Write out the listing below exactly, and omit any images you find in it.

======== Exercise material

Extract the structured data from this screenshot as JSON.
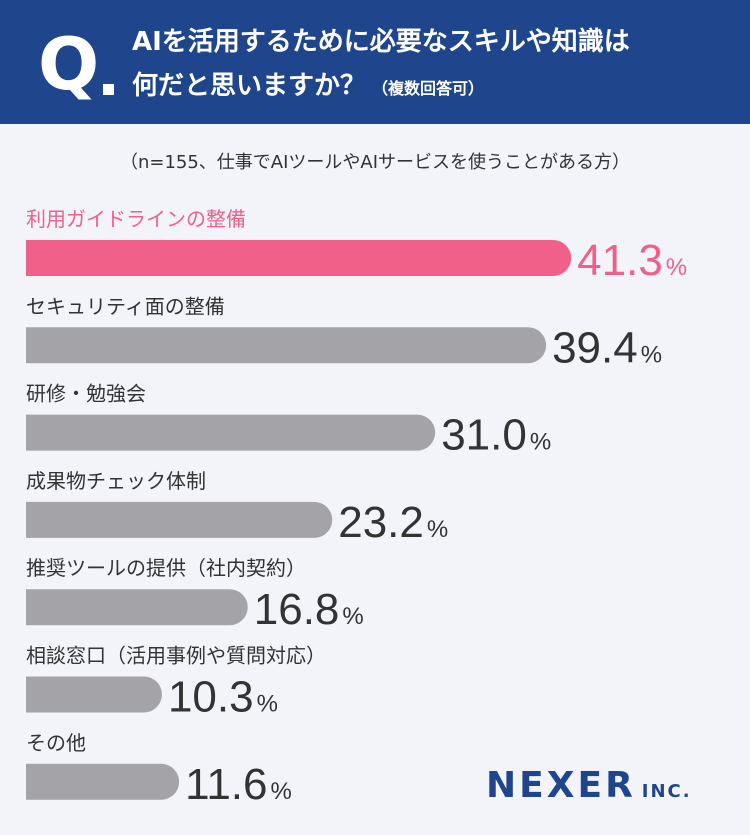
{
  "header": {
    "q_letter": "Q",
    "line1": "AIを活用するために必要なスキルや知識は",
    "line2": "何だと思いますか？",
    "note": "（複数回答可）"
  },
  "sample_note": "（n=155、仕事でAIツールやAIサービスを使うことがある方）",
  "logo": {
    "main": "NEXER",
    "sub": "INC."
  },
  "colors": {
    "header_bg": "#1f468c",
    "highlight": "#f06088",
    "bar": "#a4a4a8",
    "value_text": "#333333",
    "background": "#f2f4fa"
  },
  "chart_data": {
    "type": "bar",
    "orientation": "horizontal",
    "unit": "%",
    "categories": [
      "利用ガイドラインの整備",
      "セキュリティ面の整備",
      "研修・勉強会",
      "成果物チェック体制",
      "推奨ツールの提供（社内契約）",
      "相談窓口（活用事例や質問対応）",
      "その他"
    ],
    "values": [
      41.3,
      39.4,
      31.0,
      23.2,
      16.8,
      10.3,
      11.6
    ],
    "value_labels": [
      "41.3",
      "39.4",
      "31.0",
      "23.2",
      "16.8",
      "10.3",
      "11.6"
    ],
    "highlight_index": 0
  }
}
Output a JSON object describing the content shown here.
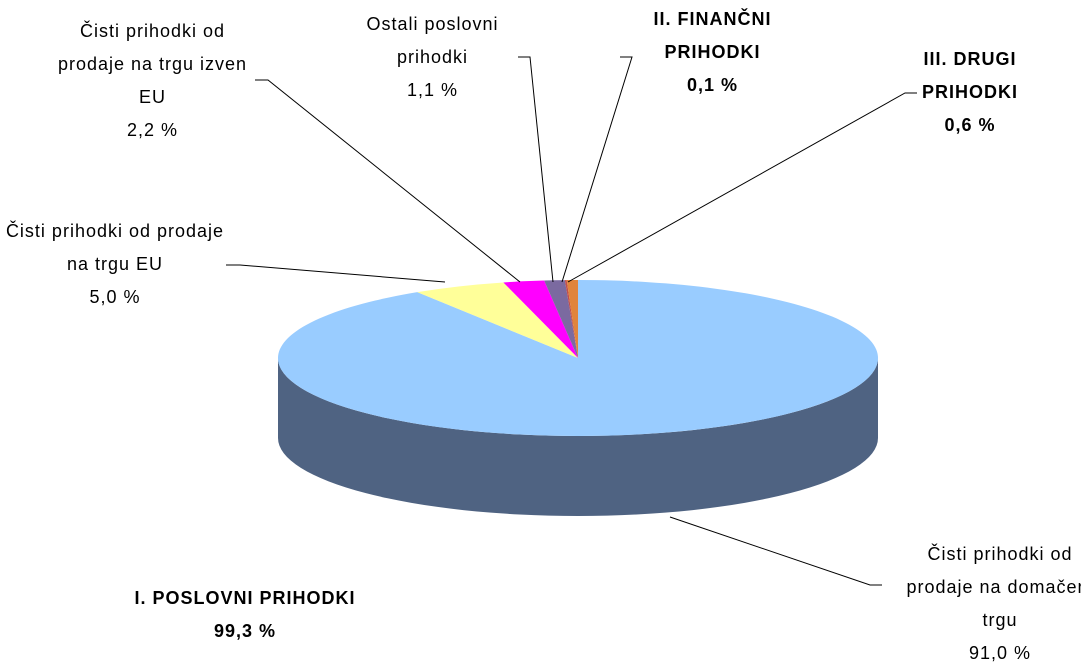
{
  "chart_data": {
    "type": "pie",
    "categories": [
      "Čisti prihodki od prodaje na domačem trgu",
      "Čisti prihodki od prodaje na trgu EU",
      "Čisti prihodki od prodaje na trgu izven EU",
      "Ostali poslovni prihodki",
      "II. FINANČNI PRIHODKI",
      "III. DRUGI PRIHODKI"
    ],
    "values": [
      91.0,
      5.0,
      2.2,
      1.1,
      0.1,
      0.6
    ],
    "value_labels": [
      "91,0 %",
      "5,0 %",
      "2,2 %",
      "1,1 %",
      "0,1 %",
      "0,6 %"
    ],
    "colors": [
      "#99ccff",
      "#ffff99",
      "#ff00ff",
      "#7b6aa0",
      "#c0504d",
      "#e0843c"
    ],
    "group": {
      "label": "I. POSLOVNI PRIHODKI",
      "value": 99.3,
      "value_label": "99,3 %"
    }
  }
}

================

§ **Output for this exercise**
Extract the structured data from this screenshot as JSON.
{
  "header": {
    "q_letter": "Q",
    "line1": "AIを活用するために必要なスキルや知識は",
    "line2": "何だと思いますか？",
    "note": "（複数回答可）"
  },
  "sample_note": "（n=155、仕事でAIツールやAIサービスを使うことがある方）",
  "logo": {
    "main": "NEXER",
    "sub": "INC."
  },
  "colors": {
    "header_bg": "#1f468c",
    "highlight": "#f06088",
    "bar": "#a4a4a8",
    "value_text": "#333333",
    "background": "#f2f4fa"
  },
  "chart_data": {
    "type": "bar",
    "orientation": "horizontal",
    "unit": "%",
    "categories": [
      "利用ガイドラインの整備",
      "セキュリティ面の整備",
      "研修・勉強会",
      "成果物チェック体制",
      "推奨ツールの提供（社内契約）",
      "相談窓口（活用事例や質問対応）",
      "その他"
    ],
    "values": [
      41.3,
      39.4,
      31.0,
      23.2,
      16.8,
      10.3,
      11.6
    ],
    "value_labels": [
      "41.3",
      "39.4",
      "31.0",
      "23.2",
      "16.8",
      "10.3",
      "11.6"
    ],
    "highlight_index": 0
  }
}
Output a JSON object describing the content shown here.
{
  "chart_data": {
    "type": "pie",
    "categories": [
      "Čisti prihodki od prodaje na domačem trgu",
      "Čisti prihodki od prodaje na trgu EU",
      "Čisti prihodki od prodaje na trgu izven EU",
      "Ostali poslovni prihodki",
      "II. FINANČNI PRIHODKI",
      "III. DRUGI PRIHODKI"
    ],
    "values": [
      91.0,
      5.0,
      2.2,
      1.1,
      0.1,
      0.6
    ],
    "value_labels": [
      "91,0 %",
      "5,0 %",
      "2,2 %",
      "1,1 %",
      "0,1 %",
      "0,6 %"
    ],
    "colors": [
      "#99ccff",
      "#ffff99",
      "#ff00ff",
      "#7b6aa0",
      "#c0504d",
      "#e0843c"
    ],
    "group": {
      "label": "I. POSLOVNI PRIHODKI",
      "value": 99.3,
      "value_label": "99,3 %"
    }
  }
}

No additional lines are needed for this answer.